THE TASK >> Leave out the pictures and transcribe everything else exactly.

↓↓↓

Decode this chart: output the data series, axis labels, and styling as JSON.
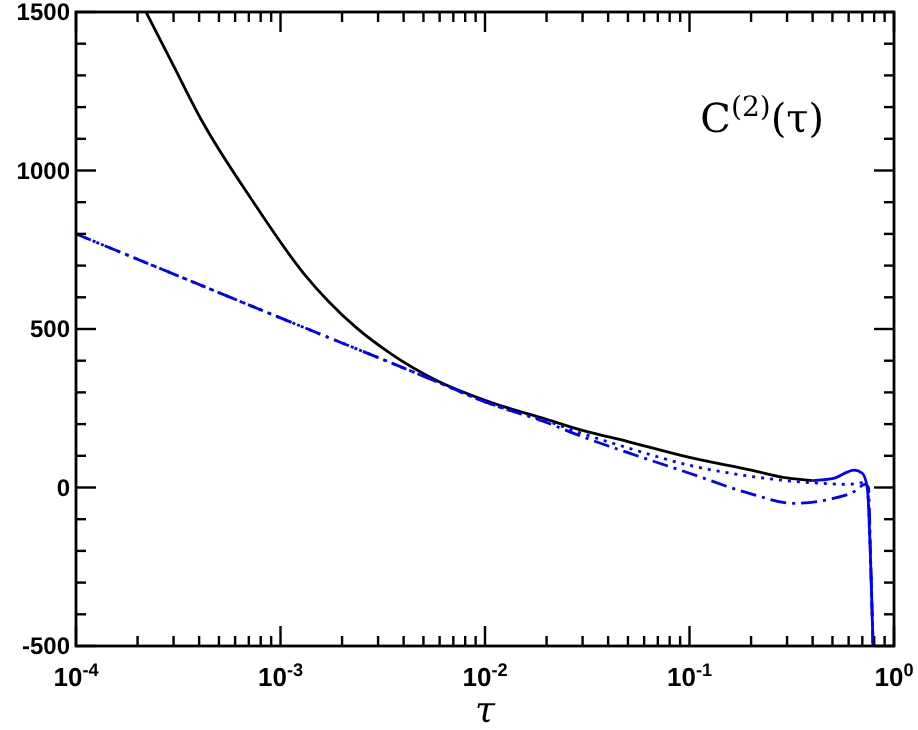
{
  "chart_data": {
    "type": "line",
    "xlabel": "τ",
    "annotations": [
      "C$^{(2)}$(τ)"
    ],
    "log": "x",
    "xlim": [
      0.0001,
      1
    ],
    "ylim": [
      -500,
      1500
    ],
    "xticks": [
      {
        "value": 0.0001,
        "label": "10$^{-4}$"
      },
      {
        "value": 0.0002,
        "label": null
      },
      {
        "value": 0.0003,
        "label": null
      },
      {
        "value": 0.0004,
        "label": null
      },
      {
        "value": 0.0005,
        "label": null
      },
      {
        "value": 0.0006,
        "label": null
      },
      {
        "value": 0.0007,
        "label": null
      },
      {
        "value": 0.0008,
        "label": null
      },
      {
        "value": 0.0009,
        "label": null
      },
      {
        "value": 0.001,
        "label": "10$^{-3}$"
      },
      {
        "value": 0.002,
        "label": null
      },
      {
        "value": 0.003,
        "label": null
      },
      {
        "value": 0.004,
        "label": null
      },
      {
        "value": 0.005,
        "label": null
      },
      {
        "value": 0.006,
        "label": null
      },
      {
        "value": 0.007,
        "label": null
      },
      {
        "value": 0.008,
        "label": null
      },
      {
        "value": 0.009,
        "label": null
      },
      {
        "value": 0.01,
        "label": "10$^{-2}$"
      },
      {
        "value": 0.02,
        "label": null
      },
      {
        "value": 0.03,
        "label": null
      },
      {
        "value": 0.04,
        "label": null
      },
      {
        "value": 0.05,
        "label": null
      },
      {
        "value": 0.06,
        "label": null
      },
      {
        "value": 0.07,
        "label": null
      },
      {
        "value": 0.08,
        "label": null
      },
      {
        "value": 0.09,
        "label": null
      },
      {
        "value": 0.1,
        "label": "10$^{-1}$"
      },
      {
        "value": 0.2,
        "label": null
      },
      {
        "value": 0.3,
        "label": null
      },
      {
        "value": 0.4,
        "label": null
      },
      {
        "value": 0.5,
        "label": null
      },
      {
        "value": 0.6,
        "label": null
      },
      {
        "value": 0.7,
        "label": null
      },
      {
        "value": 0.8,
        "label": null
      },
      {
        "value": 0.9,
        "label": null
      },
      {
        "value": 1,
        "label": "10$^{0}$"
      }
    ],
    "yticks": [
      -500,
      {
        "value": -400,
        "label": null
      },
      {
        "value": -300,
        "label": null
      },
      {
        "value": -200,
        "label": null
      },
      {
        "value": -100,
        "label": null
      },
      0,
      {
        "value": 100,
        "label": null
      },
      {
        "value": 200,
        "label": null
      },
      {
        "value": 300,
        "label": null
      },
      {
        "value": 400,
        "label": null
      },
      500,
      {
        "value": 600,
        "label": null
      },
      {
        "value": 700,
        "label": null
      },
      {
        "value": 800,
        "label": null
      },
      {
        "value": 900,
        "label": null
      },
      1000,
      {
        "value": 1100,
        "label": null
      },
      {
        "value": 1200,
        "label": null
      },
      {
        "value": 1300,
        "label": null
      },
      {
        "value": 1400,
        "label": null
      },
      1500
    ],
    "grid": false,
    "series": [
      {
        "color": "#000000",
        "line_style": "solid",
        "x": [
          0.00022,
          0.0003,
          0.00041,
          0.00072,
          0.0013,
          0.00234,
          0.0035,
          0.0057,
          0.01,
          0.02,
          0.03,
          0.05,
          0.1,
          0.2,
          0.3,
          0.4
        ],
        "values": [
          1500,
          1330,
          1160,
          910,
          675,
          505,
          420,
          340,
          275,
          215,
          180,
          145,
          95,
          55,
          30,
          22
        ]
      },
      {
        "color": "#0000ff",
        "line_style": "solid",
        "x": [
          0.4,
          0.5,
          0.64,
          0.7,
          0.74,
          0.77,
          0.79
        ],
        "values": [
          22,
          28,
          55,
          45,
          0,
          -250,
          -500
        ]
      },
      {
        "color": "#0000ff",
        "line_style": "dotted",
        "x": [
          0.0001,
          0.001,
          0.006,
          0.01,
          0.02,
          0.03,
          0.05,
          0.1,
          0.2,
          0.4,
          0.6,
          0.7,
          0.74,
          0.77,
          0.79
        ],
        "values": [
          800,
          535,
          330,
          270,
          210,
          170,
          125,
          70,
          35,
          15,
          10,
          15,
          0,
          -250,
          -500
        ]
      },
      {
        "color": "#0000ff",
        "line_style": "dashdot",
        "x": [
          0.0001,
          0.001,
          0.006,
          0.01,
          0.02,
          0.03,
          0.05,
          0.1,
          0.2,
          0.32,
          0.5,
          0.65,
          0.72,
          0.75,
          0.77,
          0.79
        ],
        "values": [
          800,
          535,
          330,
          270,
          205,
          160,
          110,
          45,
          -20,
          -50,
          -35,
          -10,
          10,
          0,
          -250,
          -500
        ]
      }
    ]
  }
}
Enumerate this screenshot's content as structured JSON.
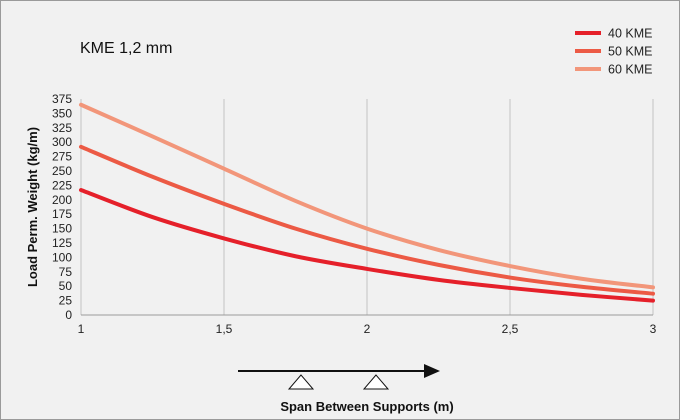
{
  "chart_data": {
    "type": "line",
    "title": "",
    "subtitle": "KME 1,2 mm",
    "xlabel": "Span Between Supports (m)",
    "ylabel": "Load Perm. Weight (kg/m)",
    "xlim": [
      1,
      3
    ],
    "ylim": [
      0,
      375
    ],
    "x_ticks": [
      1,
      1.5,
      2,
      2.5,
      3
    ],
    "x_tick_labels": [
      "1",
      "1,5",
      "2",
      "2,5",
      "3"
    ],
    "y_ticks": [
      0,
      25,
      50,
      75,
      100,
      125,
      150,
      175,
      200,
      225,
      250,
      275,
      300,
      325,
      350,
      375
    ],
    "y_tick_labels": [
      "0",
      "25",
      "50",
      "75",
      "100",
      "125",
      "150",
      "175",
      "200",
      "225",
      "250",
      "275",
      "300",
      "325",
      "350",
      "375"
    ],
    "grid": "vertical",
    "legend_position": "top-right",
    "x": [
      1,
      1.25,
      1.5,
      1.75,
      2,
      2.25,
      2.5,
      2.75,
      3
    ],
    "series": [
      {
        "name": "40 KME",
        "color": "#e5202a",
        "values": [
          217,
          170,
          133,
          102,
          80,
          61,
          47,
          35,
          25
        ]
      },
      {
        "name": "50 KME",
        "color": "#ec5a45",
        "values": [
          292,
          240,
          193,
          150,
          115,
          87,
          65,
          49,
          37
        ]
      },
      {
        "name": "60 KME",
        "color": "#f2967a",
        "values": [
          365,
          310,
          254,
          198,
          150,
          113,
          85,
          63,
          48
        ]
      }
    ]
  }
}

↑↑↑

RESPONSE BELOW >>
Decode this chart: output the data series, axis labels, and styling as JSON.
{
  "chart_data": {
    "type": "line",
    "xlabel": "τ",
    "annotations": [
      "C$^{(2)}$(τ)"
    ],
    "log": "x",
    "xlim": [
      0.0001,
      1
    ],
    "ylim": [
      -500,
      1500
    ],
    "xticks": [
      {
        "value": 0.0001,
        "label": "10$^{-4}$"
      },
      {
        "value": 0.0002,
        "label": null
      },
      {
        "value": 0.0003,
        "label": null
      },
      {
        "value": 0.0004,
        "label": null
      },
      {
        "value": 0.0005,
        "label": null
      },
      {
        "value": 0.0006,
        "label": null
      },
      {
        "value": 0.0007,
        "label": null
      },
      {
        "value": 0.0008,
        "label": null
      },
      {
        "value": 0.0009,
        "label": null
      },
      {
        "value": 0.001,
        "label": "10$^{-3}$"
      },
      {
        "value": 0.002,
        "label": null
      },
      {
        "value": 0.003,
        "label": null
      },
      {
        "value": 0.004,
        "label": null
      },
      {
        "value": 0.005,
        "label": null
      },
      {
        "value": 0.006,
        "label": null
      },
      {
        "value": 0.007,
        "label": null
      },
      {
        "value": 0.008,
        "label": null
      },
      {
        "value": 0.009,
        "label": null
      },
      {
        "value": 0.01,
        "label": "10$^{-2}$"
      },
      {
        "value": 0.02,
        "label": null
      },
      {
        "value": 0.03,
        "label": null
      },
      {
        "value": 0.04,
        "label": null
      },
      {
        "value": 0.05,
        "label": null
      },
      {
        "value": 0.06,
        "label": null
      },
      {
        "value": 0.07,
        "label": null
      },
      {
        "value": 0.08,
        "label": null
      },
      {
        "value": 0.09,
        "label": null
      },
      {
        "value": 0.1,
        "label": "10$^{-1}$"
      },
      {
        "value": 0.2,
        "label": null
      },
      {
        "value": 0.3,
        "label": null
      },
      {
        "value": 0.4,
        "label": null
      },
      {
        "value": 0.5,
        "label": null
      },
      {
        "value": 0.6,
        "label": null
      },
      {
        "value": 0.7,
        "label": null
      },
      {
        "value": 0.8,
        "label": null
      },
      {
        "value": 0.9,
        "label": null
      },
      {
        "value": 1,
        "label": "10$^{0}$"
      }
    ],
    "yticks": [
      -500,
      {
        "value": -400,
        "label": null
      },
      {
        "value": -300,
        "label": null
      },
      {
        "value": -200,
        "label": null
      },
      {
        "value": -100,
        "label": null
      },
      0,
      {
        "value": 100,
        "label": null
      },
      {
        "value": 200,
        "label": null
      },
      {
        "value": 300,
        "label": null
      },
      {
        "value": 400,
        "label": null
      },
      500,
      {
        "value": 600,
        "label": null
      },
      {
        "value": 700,
        "label": null
      },
      {
        "value": 800,
        "label": null
      },
      {
        "value": 900,
        "label": null
      },
      1000,
      {
        "value": 1100,
        "label": null
      },
      {
        "value": 1200,
        "label": null
      },
      {
        "value": 1300,
        "label": null
      },
      {
        "value": 1400,
        "label": null
      },
      1500
    ],
    "grid": false,
    "series": [
      {
        "color": "#000000",
        "line_style": "solid",
        "x": [
          0.00022,
          0.0003,
          0.00041,
          0.00072,
          0.0013,
          0.00234,
          0.0035,
          0.0057,
          0.01,
          0.02,
          0.03,
          0.05,
          0.1,
          0.2,
          0.3,
          0.4
        ],
        "values": [
          1500,
          1330,
          1160,
          910,
          675,
          505,
          420,
          340,
          275,
          215,
          180,
          145,
          95,
          55,
          30,
          22
        ]
      },
      {
        "color": "#0000ff",
        "line_style": "solid",
        "x": [
          0.4,
          0.5,
          0.64,
          0.7,
          0.74,
          0.77,
          0.79
        ],
        "values": [
          22,
          28,
          55,
          45,
          0,
          -250,
          -500
        ]
      },
      {
        "color": "#0000ff",
        "line_style": "dotted",
        "x": [
          0.0001,
          0.001,
          0.006,
          0.01,
          0.02,
          0.03,
          0.05,
          0.1,
          0.2,
          0.4,
          0.6,
          0.7,
          0.74,
          0.77,
          0.79
        ],
        "values": [
          800,
          535,
          330,
          270,
          210,
          170,
          125,
          70,
          35,
          15,
          10,
          15,
          0,
          -250,
          -500
        ]
      },
      {
        "color": "#0000ff",
        "line_style": "dashdot",
        "x": [
          0.0001,
          0.001,
          0.006,
          0.01,
          0.02,
          0.03,
          0.05,
          0.1,
          0.2,
          0.32,
          0.5,
          0.65,
          0.72,
          0.75,
          0.77,
          0.79
        ],
        "values": [
          800,
          535,
          330,
          270,
          205,
          160,
          110,
          45,
          -20,
          -50,
          -35,
          -10,
          10,
          0,
          -250,
          -500
        ]
      }
    ]
  }
}
Enumerate this screenshot's content as structured JSON.
{
  "chart_data": {
    "type": "line",
    "title": "",
    "subtitle": "KME 1,2 mm",
    "xlabel": "Span Between Supports (m)",
    "ylabel": "Load Perm. Weight (kg/m)",
    "xlim": [
      1,
      3
    ],
    "ylim": [
      0,
      375
    ],
    "x_ticks": [
      1,
      1.5,
      2,
      2.5,
      3
    ],
    "x_tick_labels": [
      "1",
      "1,5",
      "2",
      "2,5",
      "3"
    ],
    "y_ticks": [
      0,
      25,
      50,
      75,
      100,
      125,
      150,
      175,
      200,
      225,
      250,
      275,
      300,
      325,
      350,
      375
    ],
    "y_tick_labels": [
      "0",
      "25",
      "50",
      "75",
      "100",
      "125",
      "150",
      "175",
      "200",
      "225",
      "250",
      "275",
      "300",
      "325",
      "350",
      "375"
    ],
    "grid": "vertical",
    "legend_position": "top-right",
    "x": [
      1,
      1.25,
      1.5,
      1.75,
      2,
      2.25,
      2.5,
      2.75,
      3
    ],
    "series": [
      {
        "name": "40 KME",
        "color": "#e5202a",
        "values": [
          217,
          170,
          133,
          102,
          80,
          61,
          47,
          35,
          25
        ]
      },
      {
        "name": "50 KME",
        "color": "#ec5a45",
        "values": [
          292,
          240,
          193,
          150,
          115,
          87,
          65,
          49,
          37
        ]
      },
      {
        "name": "60 KME",
        "color": "#f2967a",
        "values": [
          365,
          310,
          254,
          198,
          150,
          113,
          85,
          63,
          48
        ]
      }
    ]
  }
}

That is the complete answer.